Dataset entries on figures

:::

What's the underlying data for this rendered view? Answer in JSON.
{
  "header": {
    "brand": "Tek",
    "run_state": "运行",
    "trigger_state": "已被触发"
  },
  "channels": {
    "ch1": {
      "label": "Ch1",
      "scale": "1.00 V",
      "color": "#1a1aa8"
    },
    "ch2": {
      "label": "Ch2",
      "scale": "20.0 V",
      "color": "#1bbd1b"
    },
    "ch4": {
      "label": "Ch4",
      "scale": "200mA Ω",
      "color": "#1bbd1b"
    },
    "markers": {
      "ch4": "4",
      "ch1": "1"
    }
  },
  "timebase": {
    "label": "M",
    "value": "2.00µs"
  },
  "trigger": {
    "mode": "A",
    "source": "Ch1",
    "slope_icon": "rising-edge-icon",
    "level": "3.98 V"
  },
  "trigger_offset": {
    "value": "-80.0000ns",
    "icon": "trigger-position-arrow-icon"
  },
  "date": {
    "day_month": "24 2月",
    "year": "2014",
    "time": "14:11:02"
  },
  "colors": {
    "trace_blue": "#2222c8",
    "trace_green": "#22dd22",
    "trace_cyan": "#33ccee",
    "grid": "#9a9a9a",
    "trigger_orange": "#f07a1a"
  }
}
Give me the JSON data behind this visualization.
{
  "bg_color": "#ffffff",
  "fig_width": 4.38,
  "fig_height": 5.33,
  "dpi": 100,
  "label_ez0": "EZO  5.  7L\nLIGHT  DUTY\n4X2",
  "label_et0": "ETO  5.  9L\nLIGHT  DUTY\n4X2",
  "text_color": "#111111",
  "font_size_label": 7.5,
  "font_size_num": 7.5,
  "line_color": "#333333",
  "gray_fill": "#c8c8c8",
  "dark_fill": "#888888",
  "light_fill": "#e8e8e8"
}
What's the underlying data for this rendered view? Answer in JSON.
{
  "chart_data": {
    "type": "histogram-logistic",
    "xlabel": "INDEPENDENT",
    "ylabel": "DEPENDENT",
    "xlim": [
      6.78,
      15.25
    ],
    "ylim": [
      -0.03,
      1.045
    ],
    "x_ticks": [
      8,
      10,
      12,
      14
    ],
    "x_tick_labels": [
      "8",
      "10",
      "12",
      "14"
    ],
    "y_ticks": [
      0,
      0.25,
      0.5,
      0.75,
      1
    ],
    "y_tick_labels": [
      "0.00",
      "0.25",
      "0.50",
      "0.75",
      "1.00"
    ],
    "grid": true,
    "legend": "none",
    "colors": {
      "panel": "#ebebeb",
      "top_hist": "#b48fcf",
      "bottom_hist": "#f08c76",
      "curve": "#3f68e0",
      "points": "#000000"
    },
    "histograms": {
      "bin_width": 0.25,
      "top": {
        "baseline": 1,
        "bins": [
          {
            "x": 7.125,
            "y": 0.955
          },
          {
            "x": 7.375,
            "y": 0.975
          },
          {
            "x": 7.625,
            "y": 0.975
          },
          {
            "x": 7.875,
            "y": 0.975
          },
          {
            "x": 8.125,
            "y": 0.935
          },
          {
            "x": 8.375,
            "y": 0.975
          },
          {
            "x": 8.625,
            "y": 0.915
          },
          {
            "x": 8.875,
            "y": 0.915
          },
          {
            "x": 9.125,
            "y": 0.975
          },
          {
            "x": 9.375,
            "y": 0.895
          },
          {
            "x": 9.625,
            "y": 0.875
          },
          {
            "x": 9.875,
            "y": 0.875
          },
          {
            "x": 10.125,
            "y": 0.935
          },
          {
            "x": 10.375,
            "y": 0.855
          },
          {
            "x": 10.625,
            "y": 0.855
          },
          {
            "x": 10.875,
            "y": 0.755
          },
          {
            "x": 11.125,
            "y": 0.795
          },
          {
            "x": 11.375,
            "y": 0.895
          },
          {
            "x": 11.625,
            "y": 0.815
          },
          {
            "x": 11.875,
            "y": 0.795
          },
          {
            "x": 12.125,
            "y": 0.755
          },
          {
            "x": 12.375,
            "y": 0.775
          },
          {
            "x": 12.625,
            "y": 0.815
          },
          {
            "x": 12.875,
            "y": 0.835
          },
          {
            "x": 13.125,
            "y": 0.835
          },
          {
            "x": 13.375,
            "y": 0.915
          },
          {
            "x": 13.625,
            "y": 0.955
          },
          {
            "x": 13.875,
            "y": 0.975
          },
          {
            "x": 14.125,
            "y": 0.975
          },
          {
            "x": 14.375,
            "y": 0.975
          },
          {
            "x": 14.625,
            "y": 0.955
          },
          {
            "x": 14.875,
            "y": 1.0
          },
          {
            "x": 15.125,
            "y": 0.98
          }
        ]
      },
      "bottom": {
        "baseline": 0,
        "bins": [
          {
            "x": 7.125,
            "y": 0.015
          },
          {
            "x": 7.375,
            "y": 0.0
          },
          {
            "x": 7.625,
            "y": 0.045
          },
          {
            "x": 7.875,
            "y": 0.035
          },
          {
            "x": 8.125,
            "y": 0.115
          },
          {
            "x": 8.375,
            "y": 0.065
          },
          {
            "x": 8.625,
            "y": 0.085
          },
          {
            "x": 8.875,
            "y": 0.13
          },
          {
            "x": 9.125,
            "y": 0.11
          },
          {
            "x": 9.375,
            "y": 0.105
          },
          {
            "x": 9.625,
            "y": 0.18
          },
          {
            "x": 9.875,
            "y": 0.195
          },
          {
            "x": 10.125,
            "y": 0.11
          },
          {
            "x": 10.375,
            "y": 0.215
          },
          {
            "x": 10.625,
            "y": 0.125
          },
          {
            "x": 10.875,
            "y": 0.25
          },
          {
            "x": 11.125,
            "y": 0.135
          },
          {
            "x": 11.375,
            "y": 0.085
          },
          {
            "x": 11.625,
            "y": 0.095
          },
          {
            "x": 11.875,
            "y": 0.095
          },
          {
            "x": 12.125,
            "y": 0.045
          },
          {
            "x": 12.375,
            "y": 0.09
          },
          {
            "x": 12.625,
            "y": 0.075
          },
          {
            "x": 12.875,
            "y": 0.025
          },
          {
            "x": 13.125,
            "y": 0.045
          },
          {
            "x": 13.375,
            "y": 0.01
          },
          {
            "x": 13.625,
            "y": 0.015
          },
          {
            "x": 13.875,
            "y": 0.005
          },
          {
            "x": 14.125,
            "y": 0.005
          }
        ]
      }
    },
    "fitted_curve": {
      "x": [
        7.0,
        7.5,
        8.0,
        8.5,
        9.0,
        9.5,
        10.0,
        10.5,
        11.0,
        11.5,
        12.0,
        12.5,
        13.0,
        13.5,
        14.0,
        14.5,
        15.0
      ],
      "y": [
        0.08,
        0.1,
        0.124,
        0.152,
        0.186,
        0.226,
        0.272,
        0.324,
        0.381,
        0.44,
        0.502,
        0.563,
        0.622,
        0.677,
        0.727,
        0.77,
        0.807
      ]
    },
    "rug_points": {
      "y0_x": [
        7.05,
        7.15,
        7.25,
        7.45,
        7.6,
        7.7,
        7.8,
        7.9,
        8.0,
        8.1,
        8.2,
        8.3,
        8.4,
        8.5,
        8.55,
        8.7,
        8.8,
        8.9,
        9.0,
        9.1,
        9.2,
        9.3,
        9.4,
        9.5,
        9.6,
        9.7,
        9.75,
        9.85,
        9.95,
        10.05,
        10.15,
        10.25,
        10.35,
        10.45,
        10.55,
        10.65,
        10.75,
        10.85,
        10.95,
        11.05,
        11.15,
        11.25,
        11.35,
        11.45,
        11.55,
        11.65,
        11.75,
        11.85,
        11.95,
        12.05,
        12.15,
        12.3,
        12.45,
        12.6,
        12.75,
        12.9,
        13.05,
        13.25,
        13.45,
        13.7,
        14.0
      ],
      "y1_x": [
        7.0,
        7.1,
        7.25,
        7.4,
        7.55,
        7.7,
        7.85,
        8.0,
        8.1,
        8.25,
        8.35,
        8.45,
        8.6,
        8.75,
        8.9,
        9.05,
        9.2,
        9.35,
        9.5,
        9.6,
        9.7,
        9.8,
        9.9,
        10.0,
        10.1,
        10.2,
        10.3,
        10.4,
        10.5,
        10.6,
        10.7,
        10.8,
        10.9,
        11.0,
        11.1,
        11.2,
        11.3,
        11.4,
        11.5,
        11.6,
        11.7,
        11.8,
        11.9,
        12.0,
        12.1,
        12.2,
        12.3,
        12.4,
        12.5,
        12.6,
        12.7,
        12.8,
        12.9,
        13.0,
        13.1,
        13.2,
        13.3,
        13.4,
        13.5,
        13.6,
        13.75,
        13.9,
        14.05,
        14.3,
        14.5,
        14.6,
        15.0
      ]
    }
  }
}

:::

▸ **Challenge**
Write out every line of the preceding listing that contains "DUTY".

▸ **The solution**
  "label_ez0": "EZO  5.  7L\nLIGHT  DUTY\n4X2",
  "label_et0": "ETO  5.  9L\nLIGHT  DUTY\n4X2",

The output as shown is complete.